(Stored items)
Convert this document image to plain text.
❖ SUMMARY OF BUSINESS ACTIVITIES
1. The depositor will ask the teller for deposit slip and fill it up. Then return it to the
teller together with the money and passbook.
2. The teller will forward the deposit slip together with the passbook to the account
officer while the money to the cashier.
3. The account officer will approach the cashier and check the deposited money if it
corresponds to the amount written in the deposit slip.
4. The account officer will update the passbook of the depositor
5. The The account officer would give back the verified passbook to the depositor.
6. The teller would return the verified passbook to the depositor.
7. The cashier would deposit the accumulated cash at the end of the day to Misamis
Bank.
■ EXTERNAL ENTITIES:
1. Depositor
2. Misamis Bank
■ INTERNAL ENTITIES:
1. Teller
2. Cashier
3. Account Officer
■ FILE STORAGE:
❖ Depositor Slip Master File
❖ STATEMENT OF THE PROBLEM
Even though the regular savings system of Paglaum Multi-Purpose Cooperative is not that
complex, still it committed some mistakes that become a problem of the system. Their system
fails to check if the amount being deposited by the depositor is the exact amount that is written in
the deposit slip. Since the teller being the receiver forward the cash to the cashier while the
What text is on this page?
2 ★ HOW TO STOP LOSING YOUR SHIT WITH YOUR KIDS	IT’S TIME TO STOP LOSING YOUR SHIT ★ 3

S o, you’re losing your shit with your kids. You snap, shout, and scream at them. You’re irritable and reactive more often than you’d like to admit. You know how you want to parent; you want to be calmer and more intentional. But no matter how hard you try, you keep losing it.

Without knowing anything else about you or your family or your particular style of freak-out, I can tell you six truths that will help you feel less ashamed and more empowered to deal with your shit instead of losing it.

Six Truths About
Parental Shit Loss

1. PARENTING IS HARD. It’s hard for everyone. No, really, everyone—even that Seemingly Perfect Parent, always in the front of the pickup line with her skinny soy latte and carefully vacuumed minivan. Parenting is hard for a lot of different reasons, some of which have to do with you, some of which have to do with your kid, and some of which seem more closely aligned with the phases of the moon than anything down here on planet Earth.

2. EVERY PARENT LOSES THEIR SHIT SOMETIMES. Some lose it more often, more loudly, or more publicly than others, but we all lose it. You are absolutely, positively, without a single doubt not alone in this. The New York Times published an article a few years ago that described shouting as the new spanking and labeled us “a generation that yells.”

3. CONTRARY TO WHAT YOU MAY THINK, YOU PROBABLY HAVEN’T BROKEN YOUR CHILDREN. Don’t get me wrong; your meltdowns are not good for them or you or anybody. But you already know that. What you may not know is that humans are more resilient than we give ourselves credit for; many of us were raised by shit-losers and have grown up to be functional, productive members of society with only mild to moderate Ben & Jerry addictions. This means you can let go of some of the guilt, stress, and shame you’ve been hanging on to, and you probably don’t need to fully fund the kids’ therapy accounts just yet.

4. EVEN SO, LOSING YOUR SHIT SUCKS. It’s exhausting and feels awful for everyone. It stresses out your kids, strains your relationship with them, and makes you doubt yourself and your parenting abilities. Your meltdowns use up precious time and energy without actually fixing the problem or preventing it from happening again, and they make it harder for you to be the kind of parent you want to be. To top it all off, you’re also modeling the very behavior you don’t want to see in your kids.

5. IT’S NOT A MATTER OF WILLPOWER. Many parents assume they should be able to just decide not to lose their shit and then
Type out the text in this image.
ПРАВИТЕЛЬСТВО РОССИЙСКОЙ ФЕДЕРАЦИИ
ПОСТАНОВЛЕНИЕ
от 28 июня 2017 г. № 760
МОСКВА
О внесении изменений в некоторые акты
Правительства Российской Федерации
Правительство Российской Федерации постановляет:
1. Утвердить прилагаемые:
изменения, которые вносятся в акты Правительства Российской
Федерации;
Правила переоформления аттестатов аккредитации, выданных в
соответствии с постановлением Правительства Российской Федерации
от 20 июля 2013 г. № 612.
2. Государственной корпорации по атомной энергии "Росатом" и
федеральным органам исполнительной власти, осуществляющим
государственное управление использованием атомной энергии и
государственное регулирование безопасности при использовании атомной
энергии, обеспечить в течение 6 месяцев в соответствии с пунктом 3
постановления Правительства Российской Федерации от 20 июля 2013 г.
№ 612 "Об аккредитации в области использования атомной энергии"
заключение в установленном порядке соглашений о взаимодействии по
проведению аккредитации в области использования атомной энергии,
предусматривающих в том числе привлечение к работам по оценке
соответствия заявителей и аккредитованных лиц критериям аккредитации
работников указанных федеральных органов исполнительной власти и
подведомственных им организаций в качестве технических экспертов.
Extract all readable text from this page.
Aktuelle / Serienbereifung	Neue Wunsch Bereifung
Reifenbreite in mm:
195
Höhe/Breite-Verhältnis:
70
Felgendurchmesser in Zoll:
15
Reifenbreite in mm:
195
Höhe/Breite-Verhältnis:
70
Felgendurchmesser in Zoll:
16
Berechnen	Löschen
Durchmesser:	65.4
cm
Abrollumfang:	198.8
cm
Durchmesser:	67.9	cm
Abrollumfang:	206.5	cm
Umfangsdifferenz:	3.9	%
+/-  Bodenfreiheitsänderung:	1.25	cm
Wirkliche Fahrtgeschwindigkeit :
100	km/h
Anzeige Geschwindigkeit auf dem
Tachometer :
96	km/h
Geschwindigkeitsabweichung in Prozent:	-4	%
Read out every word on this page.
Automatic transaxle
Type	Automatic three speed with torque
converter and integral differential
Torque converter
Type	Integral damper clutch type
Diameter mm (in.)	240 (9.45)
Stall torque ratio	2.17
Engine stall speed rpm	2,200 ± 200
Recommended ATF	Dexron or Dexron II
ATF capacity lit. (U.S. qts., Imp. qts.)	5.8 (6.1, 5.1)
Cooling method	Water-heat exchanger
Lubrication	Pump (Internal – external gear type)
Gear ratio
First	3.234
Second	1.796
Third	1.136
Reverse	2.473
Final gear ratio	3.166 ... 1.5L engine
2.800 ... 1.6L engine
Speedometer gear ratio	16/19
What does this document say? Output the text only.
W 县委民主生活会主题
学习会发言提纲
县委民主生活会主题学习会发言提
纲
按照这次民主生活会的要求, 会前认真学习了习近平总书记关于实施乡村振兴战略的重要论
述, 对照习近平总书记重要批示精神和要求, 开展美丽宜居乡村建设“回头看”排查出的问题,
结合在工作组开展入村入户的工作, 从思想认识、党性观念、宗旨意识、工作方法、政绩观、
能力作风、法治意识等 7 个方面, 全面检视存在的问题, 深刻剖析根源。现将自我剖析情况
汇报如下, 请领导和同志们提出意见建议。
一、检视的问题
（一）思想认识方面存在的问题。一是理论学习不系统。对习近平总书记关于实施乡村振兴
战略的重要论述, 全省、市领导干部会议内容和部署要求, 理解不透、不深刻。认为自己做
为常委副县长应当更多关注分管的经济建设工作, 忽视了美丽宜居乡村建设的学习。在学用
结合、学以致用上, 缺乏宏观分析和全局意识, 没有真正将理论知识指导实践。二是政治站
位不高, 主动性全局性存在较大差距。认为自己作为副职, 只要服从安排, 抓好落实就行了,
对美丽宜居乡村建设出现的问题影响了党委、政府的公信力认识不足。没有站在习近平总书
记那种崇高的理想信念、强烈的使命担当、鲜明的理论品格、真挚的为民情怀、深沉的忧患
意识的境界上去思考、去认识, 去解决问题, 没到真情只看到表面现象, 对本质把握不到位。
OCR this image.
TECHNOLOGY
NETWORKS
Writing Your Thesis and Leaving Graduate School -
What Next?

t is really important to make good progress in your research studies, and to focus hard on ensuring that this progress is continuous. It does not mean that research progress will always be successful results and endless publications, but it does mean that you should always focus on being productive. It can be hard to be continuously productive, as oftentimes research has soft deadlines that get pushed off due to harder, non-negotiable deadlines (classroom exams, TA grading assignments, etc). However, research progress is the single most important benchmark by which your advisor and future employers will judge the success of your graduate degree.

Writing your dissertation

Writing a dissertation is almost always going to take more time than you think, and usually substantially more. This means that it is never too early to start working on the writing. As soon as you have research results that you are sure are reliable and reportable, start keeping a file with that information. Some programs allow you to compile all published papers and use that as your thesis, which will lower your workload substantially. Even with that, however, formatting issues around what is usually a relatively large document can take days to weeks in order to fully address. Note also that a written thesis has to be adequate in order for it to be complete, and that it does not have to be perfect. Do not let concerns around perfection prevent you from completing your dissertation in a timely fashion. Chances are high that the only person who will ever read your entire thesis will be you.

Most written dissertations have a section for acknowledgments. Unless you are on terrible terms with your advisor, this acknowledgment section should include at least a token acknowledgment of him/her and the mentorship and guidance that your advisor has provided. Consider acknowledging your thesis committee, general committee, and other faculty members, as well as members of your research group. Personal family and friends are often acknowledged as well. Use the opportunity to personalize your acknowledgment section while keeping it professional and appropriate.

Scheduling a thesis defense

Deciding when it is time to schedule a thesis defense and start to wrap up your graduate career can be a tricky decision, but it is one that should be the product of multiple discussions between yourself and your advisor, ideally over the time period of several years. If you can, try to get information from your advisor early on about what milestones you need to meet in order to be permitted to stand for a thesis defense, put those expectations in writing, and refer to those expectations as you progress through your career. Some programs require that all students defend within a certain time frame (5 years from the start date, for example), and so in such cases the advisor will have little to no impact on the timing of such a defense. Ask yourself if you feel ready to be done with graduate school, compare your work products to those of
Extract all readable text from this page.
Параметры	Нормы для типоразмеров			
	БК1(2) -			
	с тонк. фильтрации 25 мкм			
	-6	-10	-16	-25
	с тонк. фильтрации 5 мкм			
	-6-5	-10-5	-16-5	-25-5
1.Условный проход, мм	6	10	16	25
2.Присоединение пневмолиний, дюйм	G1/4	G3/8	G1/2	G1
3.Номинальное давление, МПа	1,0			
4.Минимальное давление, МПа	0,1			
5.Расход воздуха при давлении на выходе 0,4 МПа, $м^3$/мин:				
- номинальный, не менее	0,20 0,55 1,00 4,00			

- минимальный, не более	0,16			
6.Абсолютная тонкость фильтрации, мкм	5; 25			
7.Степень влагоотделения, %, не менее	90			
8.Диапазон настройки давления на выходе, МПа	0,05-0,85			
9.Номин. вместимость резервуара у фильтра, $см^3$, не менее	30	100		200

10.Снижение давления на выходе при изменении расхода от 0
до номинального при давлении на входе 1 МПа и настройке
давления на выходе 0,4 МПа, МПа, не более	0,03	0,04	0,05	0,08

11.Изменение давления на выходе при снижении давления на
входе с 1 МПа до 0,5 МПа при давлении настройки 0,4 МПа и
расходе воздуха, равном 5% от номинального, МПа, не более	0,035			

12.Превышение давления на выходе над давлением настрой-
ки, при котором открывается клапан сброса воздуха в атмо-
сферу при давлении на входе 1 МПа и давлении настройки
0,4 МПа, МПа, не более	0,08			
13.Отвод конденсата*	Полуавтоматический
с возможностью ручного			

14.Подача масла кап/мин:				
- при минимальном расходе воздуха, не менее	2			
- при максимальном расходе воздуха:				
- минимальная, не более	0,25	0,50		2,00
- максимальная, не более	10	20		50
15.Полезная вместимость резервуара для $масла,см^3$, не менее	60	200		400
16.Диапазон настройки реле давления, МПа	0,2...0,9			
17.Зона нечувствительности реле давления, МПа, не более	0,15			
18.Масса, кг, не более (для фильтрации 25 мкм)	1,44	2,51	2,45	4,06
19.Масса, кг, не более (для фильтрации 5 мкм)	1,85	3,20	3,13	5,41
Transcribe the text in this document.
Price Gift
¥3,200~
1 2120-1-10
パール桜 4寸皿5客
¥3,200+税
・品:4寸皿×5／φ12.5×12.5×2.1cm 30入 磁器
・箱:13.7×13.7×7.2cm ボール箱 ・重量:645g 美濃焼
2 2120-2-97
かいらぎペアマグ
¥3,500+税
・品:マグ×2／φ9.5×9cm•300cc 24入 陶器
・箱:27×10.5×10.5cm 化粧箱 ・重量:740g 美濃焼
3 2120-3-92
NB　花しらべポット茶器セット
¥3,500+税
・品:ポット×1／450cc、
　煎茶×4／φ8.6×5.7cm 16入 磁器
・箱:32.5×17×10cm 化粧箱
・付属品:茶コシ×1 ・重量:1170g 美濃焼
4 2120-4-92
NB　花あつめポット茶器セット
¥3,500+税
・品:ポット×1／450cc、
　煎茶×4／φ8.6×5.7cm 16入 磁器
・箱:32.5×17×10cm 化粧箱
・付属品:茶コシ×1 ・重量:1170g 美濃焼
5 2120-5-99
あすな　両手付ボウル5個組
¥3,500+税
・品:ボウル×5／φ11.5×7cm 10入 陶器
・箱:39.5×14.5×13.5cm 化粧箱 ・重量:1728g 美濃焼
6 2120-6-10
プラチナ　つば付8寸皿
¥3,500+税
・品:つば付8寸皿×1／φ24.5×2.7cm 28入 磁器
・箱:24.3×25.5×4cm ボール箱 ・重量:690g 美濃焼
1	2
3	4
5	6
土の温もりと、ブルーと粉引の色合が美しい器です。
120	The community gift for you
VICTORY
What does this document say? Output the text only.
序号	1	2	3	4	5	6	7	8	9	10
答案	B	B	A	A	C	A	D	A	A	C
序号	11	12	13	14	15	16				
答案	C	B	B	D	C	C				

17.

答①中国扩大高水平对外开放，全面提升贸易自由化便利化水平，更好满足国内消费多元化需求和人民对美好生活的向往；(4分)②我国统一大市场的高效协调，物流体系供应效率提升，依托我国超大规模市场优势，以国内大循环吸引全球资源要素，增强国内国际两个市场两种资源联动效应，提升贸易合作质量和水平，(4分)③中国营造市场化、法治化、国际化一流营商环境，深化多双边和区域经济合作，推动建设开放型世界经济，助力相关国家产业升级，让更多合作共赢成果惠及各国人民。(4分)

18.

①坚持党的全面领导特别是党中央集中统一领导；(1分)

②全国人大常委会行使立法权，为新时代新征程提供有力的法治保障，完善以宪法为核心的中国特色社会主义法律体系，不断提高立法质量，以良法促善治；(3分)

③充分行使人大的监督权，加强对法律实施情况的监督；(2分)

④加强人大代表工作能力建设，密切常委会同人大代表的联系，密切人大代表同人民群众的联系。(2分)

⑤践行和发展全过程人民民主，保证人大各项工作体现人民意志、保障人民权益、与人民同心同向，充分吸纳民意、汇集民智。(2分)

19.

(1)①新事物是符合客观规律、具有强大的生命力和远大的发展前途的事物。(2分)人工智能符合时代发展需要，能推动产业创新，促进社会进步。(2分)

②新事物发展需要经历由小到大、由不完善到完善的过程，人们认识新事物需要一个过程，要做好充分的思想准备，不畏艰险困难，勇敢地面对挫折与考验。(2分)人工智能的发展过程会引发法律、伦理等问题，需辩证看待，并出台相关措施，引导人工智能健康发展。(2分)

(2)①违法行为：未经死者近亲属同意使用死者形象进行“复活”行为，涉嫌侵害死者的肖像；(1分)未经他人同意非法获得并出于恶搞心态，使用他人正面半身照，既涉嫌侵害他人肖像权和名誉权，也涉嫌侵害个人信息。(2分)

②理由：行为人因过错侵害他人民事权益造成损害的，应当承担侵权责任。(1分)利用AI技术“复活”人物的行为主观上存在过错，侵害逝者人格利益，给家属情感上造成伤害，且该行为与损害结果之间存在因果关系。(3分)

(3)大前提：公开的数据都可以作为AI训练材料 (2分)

* Given task: How many lines in the records above contain the word "deposited"? Reply with the number alone.

* Expected answer: 2